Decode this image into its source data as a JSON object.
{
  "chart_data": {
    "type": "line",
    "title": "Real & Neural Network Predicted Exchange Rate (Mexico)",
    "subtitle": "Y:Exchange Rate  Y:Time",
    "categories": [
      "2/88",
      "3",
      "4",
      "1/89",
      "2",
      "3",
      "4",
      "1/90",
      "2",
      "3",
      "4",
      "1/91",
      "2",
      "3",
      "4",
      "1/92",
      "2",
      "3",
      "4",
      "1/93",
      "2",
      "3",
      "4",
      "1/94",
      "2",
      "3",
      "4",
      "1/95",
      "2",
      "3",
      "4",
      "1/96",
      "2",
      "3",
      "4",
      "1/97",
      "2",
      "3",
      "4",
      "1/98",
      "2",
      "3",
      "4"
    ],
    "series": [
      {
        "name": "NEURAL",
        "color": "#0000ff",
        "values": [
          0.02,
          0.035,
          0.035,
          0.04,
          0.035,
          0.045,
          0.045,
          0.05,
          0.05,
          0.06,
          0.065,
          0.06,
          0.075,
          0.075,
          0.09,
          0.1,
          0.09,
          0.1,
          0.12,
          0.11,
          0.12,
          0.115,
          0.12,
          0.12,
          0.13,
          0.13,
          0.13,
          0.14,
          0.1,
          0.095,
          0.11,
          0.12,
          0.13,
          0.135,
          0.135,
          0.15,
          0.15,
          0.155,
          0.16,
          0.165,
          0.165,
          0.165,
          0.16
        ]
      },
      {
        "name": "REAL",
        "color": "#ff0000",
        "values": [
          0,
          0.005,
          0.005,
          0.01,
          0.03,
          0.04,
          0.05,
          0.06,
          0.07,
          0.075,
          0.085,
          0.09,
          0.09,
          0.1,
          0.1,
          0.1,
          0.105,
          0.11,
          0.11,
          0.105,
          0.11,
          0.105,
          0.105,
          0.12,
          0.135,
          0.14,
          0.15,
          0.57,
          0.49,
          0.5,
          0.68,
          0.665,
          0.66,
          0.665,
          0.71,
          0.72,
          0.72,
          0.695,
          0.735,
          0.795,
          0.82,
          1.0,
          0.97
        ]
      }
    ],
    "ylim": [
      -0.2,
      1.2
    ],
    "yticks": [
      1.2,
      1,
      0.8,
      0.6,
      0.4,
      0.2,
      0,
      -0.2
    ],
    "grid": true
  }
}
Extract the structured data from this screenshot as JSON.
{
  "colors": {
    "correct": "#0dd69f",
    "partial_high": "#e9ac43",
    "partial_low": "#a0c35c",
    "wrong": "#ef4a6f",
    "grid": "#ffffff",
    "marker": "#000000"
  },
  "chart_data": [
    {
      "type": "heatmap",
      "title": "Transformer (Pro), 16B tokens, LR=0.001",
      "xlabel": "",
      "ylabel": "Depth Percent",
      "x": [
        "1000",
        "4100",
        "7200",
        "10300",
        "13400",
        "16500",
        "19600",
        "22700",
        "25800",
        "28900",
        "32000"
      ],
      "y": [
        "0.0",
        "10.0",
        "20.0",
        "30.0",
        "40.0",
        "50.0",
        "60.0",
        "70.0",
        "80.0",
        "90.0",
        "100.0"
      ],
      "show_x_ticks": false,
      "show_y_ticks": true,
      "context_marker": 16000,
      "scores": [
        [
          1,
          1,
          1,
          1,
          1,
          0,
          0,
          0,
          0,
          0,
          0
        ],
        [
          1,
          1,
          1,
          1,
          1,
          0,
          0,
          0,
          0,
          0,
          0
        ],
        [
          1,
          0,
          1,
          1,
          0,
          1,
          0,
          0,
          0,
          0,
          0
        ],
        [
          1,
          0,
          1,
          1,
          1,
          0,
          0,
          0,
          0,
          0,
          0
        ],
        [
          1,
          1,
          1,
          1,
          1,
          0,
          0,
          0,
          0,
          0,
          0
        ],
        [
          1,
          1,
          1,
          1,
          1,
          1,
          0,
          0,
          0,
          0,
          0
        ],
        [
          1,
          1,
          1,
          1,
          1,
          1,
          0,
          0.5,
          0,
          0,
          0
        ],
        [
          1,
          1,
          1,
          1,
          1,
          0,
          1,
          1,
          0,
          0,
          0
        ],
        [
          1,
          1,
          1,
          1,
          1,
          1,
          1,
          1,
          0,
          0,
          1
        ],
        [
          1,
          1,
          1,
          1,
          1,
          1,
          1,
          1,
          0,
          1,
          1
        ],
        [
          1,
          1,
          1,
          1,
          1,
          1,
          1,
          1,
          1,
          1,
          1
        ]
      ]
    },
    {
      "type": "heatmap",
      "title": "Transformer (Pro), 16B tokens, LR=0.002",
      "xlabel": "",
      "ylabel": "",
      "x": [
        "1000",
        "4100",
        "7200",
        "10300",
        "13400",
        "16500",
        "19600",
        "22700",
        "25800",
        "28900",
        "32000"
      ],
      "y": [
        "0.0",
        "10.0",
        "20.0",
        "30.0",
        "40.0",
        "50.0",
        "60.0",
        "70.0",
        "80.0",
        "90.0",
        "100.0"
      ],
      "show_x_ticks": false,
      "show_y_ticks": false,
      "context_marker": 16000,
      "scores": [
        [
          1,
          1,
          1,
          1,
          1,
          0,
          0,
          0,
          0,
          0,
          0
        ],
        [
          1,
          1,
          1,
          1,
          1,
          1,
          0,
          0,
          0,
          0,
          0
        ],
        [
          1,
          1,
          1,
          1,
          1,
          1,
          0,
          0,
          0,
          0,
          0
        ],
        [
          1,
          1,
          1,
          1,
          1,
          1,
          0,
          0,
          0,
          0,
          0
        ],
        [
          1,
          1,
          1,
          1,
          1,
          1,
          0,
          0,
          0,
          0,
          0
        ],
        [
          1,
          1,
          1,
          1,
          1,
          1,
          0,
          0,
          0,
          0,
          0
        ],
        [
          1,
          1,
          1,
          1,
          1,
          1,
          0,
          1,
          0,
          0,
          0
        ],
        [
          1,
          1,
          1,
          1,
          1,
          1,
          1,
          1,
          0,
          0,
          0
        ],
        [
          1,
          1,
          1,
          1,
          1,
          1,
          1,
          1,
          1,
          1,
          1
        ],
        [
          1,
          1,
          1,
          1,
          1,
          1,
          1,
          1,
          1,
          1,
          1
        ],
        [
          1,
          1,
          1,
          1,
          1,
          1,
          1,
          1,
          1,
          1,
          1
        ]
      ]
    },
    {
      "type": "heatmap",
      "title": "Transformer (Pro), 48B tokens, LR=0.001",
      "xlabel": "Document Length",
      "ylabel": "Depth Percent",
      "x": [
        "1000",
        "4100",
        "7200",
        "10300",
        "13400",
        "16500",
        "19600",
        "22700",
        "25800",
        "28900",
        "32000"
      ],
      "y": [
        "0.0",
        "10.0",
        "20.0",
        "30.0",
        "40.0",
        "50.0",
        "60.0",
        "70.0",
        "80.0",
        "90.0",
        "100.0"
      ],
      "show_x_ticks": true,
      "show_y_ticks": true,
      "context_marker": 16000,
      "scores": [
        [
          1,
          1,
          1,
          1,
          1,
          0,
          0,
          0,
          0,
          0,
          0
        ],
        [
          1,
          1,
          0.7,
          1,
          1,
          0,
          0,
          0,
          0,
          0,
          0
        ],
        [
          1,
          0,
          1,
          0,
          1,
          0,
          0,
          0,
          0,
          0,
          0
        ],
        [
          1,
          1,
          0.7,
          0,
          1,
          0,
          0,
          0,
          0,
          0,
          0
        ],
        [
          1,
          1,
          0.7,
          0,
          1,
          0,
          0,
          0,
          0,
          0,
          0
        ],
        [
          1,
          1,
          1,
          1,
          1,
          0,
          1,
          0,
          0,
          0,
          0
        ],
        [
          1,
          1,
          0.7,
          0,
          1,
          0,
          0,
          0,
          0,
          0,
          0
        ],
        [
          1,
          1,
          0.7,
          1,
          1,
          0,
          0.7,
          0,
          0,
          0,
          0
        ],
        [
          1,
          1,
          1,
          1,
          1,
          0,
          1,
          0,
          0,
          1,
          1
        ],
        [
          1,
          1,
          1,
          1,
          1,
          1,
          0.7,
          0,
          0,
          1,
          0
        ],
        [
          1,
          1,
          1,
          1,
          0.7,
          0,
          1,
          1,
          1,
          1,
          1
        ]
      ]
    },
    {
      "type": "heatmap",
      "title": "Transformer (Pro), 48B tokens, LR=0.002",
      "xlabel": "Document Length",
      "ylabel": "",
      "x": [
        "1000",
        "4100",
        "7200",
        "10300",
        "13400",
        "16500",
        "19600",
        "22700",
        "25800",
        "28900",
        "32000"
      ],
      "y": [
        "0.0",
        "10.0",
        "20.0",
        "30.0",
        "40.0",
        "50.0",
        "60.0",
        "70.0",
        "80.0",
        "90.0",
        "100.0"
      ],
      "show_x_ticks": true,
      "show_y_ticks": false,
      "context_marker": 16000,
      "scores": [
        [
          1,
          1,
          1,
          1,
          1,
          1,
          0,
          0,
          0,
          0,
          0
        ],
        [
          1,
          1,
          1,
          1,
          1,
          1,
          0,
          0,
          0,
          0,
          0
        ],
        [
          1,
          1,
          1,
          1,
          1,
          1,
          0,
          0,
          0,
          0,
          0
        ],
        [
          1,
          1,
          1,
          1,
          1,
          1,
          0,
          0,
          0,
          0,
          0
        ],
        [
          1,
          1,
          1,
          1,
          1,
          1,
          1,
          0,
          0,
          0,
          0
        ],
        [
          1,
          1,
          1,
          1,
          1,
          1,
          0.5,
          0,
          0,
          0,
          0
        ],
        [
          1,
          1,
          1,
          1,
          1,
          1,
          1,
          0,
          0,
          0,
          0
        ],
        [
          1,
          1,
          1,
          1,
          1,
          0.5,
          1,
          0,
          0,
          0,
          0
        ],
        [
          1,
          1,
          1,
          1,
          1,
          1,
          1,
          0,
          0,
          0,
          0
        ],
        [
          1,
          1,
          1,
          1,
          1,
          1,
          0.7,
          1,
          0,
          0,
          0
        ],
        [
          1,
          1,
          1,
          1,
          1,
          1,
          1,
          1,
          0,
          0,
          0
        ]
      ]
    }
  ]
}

■ ■ ■

Pull out all lines of the data with the string "this".

Expected answer:
Decode this image into its source data as a JSON object.
Extract the structured data from this screenshot as JSON.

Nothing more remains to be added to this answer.